▸ **What is needed**: In full and without alteration, give the listing again.

--- Begin Supplied material ---

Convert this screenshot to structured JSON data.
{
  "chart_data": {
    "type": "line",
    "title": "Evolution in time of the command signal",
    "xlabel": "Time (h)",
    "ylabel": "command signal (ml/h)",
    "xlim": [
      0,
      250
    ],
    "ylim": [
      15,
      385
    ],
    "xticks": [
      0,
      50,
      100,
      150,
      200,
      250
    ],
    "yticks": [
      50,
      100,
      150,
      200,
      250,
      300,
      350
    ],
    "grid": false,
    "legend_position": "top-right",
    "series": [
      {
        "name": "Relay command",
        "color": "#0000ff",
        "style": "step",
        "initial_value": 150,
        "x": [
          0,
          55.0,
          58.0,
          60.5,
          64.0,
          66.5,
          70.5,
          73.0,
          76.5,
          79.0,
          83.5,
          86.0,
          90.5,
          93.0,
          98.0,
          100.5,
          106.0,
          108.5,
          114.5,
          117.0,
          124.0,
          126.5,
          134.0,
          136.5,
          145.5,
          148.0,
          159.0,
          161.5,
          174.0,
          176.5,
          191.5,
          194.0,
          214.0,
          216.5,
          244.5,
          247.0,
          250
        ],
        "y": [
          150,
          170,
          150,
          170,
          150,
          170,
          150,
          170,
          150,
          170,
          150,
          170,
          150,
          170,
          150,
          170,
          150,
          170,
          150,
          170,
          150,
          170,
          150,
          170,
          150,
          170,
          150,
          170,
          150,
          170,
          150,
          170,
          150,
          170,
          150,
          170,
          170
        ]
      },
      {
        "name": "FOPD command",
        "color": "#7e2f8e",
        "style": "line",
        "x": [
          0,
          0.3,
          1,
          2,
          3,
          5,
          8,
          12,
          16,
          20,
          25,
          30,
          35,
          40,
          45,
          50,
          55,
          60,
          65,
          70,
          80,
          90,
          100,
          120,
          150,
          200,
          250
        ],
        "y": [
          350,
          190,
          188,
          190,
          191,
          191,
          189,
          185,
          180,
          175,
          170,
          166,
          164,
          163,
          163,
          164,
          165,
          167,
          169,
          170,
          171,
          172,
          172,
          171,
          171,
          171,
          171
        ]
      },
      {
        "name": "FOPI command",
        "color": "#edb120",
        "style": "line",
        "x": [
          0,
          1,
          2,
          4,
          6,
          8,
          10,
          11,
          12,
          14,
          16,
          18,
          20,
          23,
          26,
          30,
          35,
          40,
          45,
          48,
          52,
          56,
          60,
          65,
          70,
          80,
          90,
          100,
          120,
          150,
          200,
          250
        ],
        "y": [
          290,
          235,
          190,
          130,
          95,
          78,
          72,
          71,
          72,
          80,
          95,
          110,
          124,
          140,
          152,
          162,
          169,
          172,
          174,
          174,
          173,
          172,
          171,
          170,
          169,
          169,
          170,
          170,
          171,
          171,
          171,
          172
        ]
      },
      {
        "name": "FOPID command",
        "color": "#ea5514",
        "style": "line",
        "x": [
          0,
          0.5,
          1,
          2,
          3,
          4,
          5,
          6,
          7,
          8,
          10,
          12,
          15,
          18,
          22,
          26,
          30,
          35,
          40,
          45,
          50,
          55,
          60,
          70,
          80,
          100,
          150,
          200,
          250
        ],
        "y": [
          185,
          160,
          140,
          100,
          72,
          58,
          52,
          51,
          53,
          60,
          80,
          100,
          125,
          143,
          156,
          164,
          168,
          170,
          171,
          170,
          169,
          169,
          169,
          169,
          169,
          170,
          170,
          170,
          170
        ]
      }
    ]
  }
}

--- End Supplied material ---

▸ **Correct output**:
Convert this screenshot to structured JSON data.
{
  "chart_data": {
    "type": "line",
    "title": "Evolution in time of the command signal",
    "xlabel": "Time (h)",
    "ylabel": "command signal (ml/h)",
    "xlim": [
      0,
      250
    ],
    "ylim": [
      15,
      385
    ],
    "xticks": [
      0,
      50,
      100,
      150,
      200,
      250
    ],
    "yticks": [
      50,
      100,
      150,
      200,
      250,
      300,
      350
    ],
    "grid": false,
    "legend_position": "top-right",
    "series": [
      {
        "name": "Relay command",
        "color": "#0000ff",
        "style": "step",
        "initial_value": 150,
        "x": [
          0,
          55.0,
          58.0,
          60.5,
          64.0,
          66.5,
          70.5,
          73.0,
          76.5,
          79.0,
          83.5,
          86.0,
          90.5,
          93.0,
          98.0,
          100.5,
          106.0,
          108.5,
          114.5,
          117.0,
          124.0,
          126.5,
          134.0,
          136.5,
          145.5,
          148.0,
          159.0,
          161.5,
          174.0,
          176.5,
          191.5,
          194.0,
          214.0,
          216.5,
          244.5,
          247.0,
          250
        ],
        "y": [
          150,
          170,
          150,
          170,
          150,
          170,
          150,
          170,
          150,
          170,
          150,
          170,
          150,
          170,
          150,
          170,
          150,
          170,
          150,
          170,
          150,
          170,
          150,
          170,
          150,
          170,
          150,
          170,
          150,
          170,
          150,
          170,
          150,
          170,
          150,
          170,
          170
        ]
      },
      {
        "name": "FOPD command",
        "color": "#7e2f8e",
        "style": "line",
        "x": [
          0,
          0.3,
          1,
          2,
          3,
          5,
          8,
          12,
          16,
          20,
          25,
          30,
          35,
          40,
          45,
          50,
          55,
          60,
          65,
          70,
          80,
          90,
          100,
          120,
          150,
          200,
          250
        ],
        "y": [
          350,
          190,
          188,
          190,
          191,
          191,
          189,
          185,
          180,
          175,
          170,
          166,
          164,
          163,
          163,
          164,
          165,
          167,
          169,
          170,
          171,
          172,
          172,
          171,
          171,
          171,
          171
        ]
      },
      {
        "name": "FOPI command",
        "color": "#edb120",
        "style": "line",
        "x": [
          0,
          1,
          2,
          4,
          6,
          8,
          10,
          11,
          12,
          14,
          16,
          18,
          20,
          23,
          26,
          30,
          35,
          40,
          45,
          48,
          52,
          56,
          60,
          65,
          70,
          80,
          90,
          100,
          120,
          150,
          200,
          250
        ],
        "y": [
          290,
          235,
          190,
          130,
          95,
          78,
          72,
          71,
          72,
          80,
          95,
          110,
          124,
          140,
          152,
          162,
          169,
          172,
          174,
          174,
          173,
          172,
          171,
          170,
          169,
          169,
          170,
          170,
          171,
          171,
          171,
          172
        ]
      },
      {
        "name": "FOPID command",
        "color": "#ea5514",
        "style": "line",
        "x": [
          0,
          0.5,
          1,
          2,
          3,
          4,
          5,
          6,
          7,
          8,
          10,
          12,
          15,
          18,
          22,
          26,
          30,
          35,
          40,
          45,
          50,
          55,
          60,
          70,
          80,
          100,
          150,
          200,
          250
        ],
        "y": [
          185,
          160,
          140,
          100,
          72,
          58,
          52,
          51,
          53,
          60,
          80,
          100,
          125,
          143,
          156,
          164,
          168,
          170,
          171,
          170,
          169,
          169,
          169,
          169,
          169,
          170,
          170,
          170,
          170
        ]
      }
    ]
  }
}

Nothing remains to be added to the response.